(Figure content listings)
=-=-=-=-=

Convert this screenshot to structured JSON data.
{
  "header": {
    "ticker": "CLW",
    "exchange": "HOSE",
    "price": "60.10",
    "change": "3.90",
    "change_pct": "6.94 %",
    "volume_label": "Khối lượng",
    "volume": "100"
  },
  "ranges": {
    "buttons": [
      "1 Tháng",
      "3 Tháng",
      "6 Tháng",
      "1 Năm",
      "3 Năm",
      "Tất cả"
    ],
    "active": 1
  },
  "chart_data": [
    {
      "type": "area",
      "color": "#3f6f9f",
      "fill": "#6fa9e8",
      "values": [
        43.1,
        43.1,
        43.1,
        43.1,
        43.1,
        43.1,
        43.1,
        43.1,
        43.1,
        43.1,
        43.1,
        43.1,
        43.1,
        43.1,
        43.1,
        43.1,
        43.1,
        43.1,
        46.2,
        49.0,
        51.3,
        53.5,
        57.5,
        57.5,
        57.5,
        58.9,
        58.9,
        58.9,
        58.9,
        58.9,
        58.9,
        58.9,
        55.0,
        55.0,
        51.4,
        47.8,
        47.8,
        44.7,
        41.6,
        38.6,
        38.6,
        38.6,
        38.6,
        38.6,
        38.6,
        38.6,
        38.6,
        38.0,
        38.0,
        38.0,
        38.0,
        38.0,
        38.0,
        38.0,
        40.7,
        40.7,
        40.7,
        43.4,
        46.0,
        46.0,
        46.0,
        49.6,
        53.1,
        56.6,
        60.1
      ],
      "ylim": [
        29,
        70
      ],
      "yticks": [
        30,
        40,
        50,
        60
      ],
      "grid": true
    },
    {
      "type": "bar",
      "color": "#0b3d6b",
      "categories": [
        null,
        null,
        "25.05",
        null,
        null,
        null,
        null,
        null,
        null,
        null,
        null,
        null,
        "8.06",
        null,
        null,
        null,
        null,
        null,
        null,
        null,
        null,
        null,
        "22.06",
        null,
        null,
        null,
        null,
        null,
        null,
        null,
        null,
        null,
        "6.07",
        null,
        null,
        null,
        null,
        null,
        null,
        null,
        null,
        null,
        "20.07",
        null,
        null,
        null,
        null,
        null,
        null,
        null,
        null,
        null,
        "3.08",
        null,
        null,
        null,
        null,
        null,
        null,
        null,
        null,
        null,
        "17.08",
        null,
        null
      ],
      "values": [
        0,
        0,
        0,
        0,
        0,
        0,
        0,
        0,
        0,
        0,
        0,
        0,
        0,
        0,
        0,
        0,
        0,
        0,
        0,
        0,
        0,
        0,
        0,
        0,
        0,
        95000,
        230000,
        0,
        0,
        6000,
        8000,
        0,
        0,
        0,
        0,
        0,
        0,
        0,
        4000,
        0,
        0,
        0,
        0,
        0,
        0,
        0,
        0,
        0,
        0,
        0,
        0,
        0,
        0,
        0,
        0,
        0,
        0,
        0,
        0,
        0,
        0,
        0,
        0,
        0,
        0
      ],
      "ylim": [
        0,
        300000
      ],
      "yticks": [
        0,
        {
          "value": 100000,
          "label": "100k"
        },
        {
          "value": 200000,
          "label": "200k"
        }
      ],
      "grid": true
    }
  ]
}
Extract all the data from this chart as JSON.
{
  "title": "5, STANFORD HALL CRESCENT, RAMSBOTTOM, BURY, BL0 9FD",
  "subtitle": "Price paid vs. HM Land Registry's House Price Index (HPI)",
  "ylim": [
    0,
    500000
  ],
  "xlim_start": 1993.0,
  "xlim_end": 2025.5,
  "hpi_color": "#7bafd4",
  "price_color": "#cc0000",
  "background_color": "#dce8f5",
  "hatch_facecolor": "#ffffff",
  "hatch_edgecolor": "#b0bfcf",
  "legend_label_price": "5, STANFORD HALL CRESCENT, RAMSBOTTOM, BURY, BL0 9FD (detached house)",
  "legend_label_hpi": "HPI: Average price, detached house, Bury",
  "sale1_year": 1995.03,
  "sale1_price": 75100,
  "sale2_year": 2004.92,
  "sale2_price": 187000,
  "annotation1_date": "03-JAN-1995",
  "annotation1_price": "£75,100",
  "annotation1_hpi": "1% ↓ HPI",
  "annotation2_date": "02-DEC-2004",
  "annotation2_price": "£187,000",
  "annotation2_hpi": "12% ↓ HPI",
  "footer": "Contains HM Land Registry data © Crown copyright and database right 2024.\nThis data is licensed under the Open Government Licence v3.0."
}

=-=-=-=-=

● Goal of the exercise
Extract the data in full. Keep it word for word.

● Exercise response
Convert this screenshot to structured JSON data.
{
  "header": {
    "ticker": "CLW",
    "exchange": "HOSE",
    "price": "60.10",
    "change": "3.90",
    "change_pct": "6.94 %",
    "volume_label": "Khối lượng",
    "volume": "100"
  },
  "ranges": {
    "buttons": [
      "1 Tháng",
      "3 Tháng",
      "6 Tháng",
      "1 Năm",
      "3 Năm",
      "Tất cả"
    ],
    "active": 1
  },
  "chart_data": [
    {
      "type": "area",
      "color": "#3f6f9f",
      "fill": "#6fa9e8",
      "values": [
        43.1,
        43.1,
        43.1,
        43.1,
        43.1,
        43.1,
        43.1,
        43.1,
        43.1,
        43.1,
        43.1,
        43.1,
        43.1,
        43.1,
        43.1,
        43.1,
        43.1,
        43.1,
        46.2,
        49.0,
        51.3,
        53.5,
        57.5,
        57.5,
        57.5,
        58.9,
        58.9,
        58.9,
        58.9,
        58.9,
        58.9,
        58.9,
        55.0,
        55.0,
        51.4,
        47.8,
        47.8,
        44.7,
        41.6,
        38.6,
        38.6,
        38.6,
        38.6,
        38.6,
        38.6,
        38.6,
        38.6,
        38.0,
        38.0,
        38.0,
        38.0,
        38.0,
        38.0,
        38.0,
        40.7,
        40.7,
        40.7,
        43.4,
        46.0,
        46.0,
        46.0,
        49.6,
        53.1,
        56.6,
        60.1
      ],
      "ylim": [
        29,
        70
      ],
      "yticks": [
        30,
        40,
        50,
        60
      ],
      "grid": true
    },
    {
      "type": "bar",
      "color": "#0b3d6b",
      "categories": [
        null,
        null,
        "25.05",
        null,
        null,
        null,
        null,
        null,
        null,
        null,
        null,
        null,
        "8.06",
        null,
        null,
        null,
        null,
        null,
        null,
        null,
        null,
        null,
        "22.06",
        null,
        null,
        null,
        null,
        null,
        null,
        null,
        null,
        null,
        "6.07",
        null,
        null,
        null,
        null,
        null,
        null,
        null,
        null,
        null,
        "20.07",
        null,
        null,
        null,
        null,
        null,
        null,
        null,
        null,
        null,
        "3.08",
        null,
        null,
        null,
        null,
        null,
        null,
        null,
        null,
        null,
        "17.08",
        null,
        null
      ],
      "values": [
        0,
        0,
        0,
        0,
        0,
        0,
        0,
        0,
        0,
        0,
        0,
        0,
        0,
        0,
        0,
        0,
        0,
        0,
        0,
        0,
        0,
        0,
        0,
        0,
        0,
        95000,
        230000,
        0,
        0,
        6000,
        8000,
        0,
        0,
        0,
        0,
        0,
        0,
        0,
        4000,
        0,
        0,
        0,
        0,
        0,
        0,
        0,
        0,
        0,
        0,
        0,
        0,
        0,
        0,
        0,
        0,
        0,
        0,
        0,
        0,
        0,
        0,
        0,
        0,
        0,
        0
      ],
      "ylim": [
        0,
        300000
      ],
      "yticks": [
        0,
        {
          "value": 100000,
          "label": "100k"
        },
        {
          "value": 200000,
          "label": "200k"
        }
      ],
      "grid": true
    }
  ]
}
Extract all the data from this chart as JSON.
{
  "title": "5, STANFORD HALL CRESCENT, RAMSBOTTOM, BURY, BL0 9FD",
  "subtitle": "Price paid vs. HM Land Registry's House Price Index (HPI)",
  "ylim": [
    0,
    500000
  ],
  "xlim_start": 1993.0,
  "xlim_end": 2025.5,
  "hpi_color": "#7bafd4",
  "price_color": "#cc0000",
  "background_color": "#dce8f5",
  "hatch_facecolor": "#ffffff",
  "hatch_edgecolor": "#b0bfcf",
  "legend_label_price": "5, STANFORD HALL CRESCENT, RAMSBOTTOM, BURY, BL0 9FD (detached house)",
  "legend_label_hpi": "HPI: Average price, detached house, Bury",
  "sale1_year": 1995.03,
  "sale1_price": 75100,
  "sale2_year": 2004.92,
  "sale2_price": 187000,
  "annotation1_date": "03-JAN-1995",
  "annotation1_price": "£75,100",
  "annotation1_hpi": "1% ↓ HPI",
  "annotation2_date": "02-DEC-2004",
  "annotation2_price": "£187,000",
  "annotation2_hpi": "12% ↓ HPI",
  "footer": "Contains HM Land Registry data © Crown copyright and database right 2024.\nThis data is licensed under the Open Government Licence v3.0."
}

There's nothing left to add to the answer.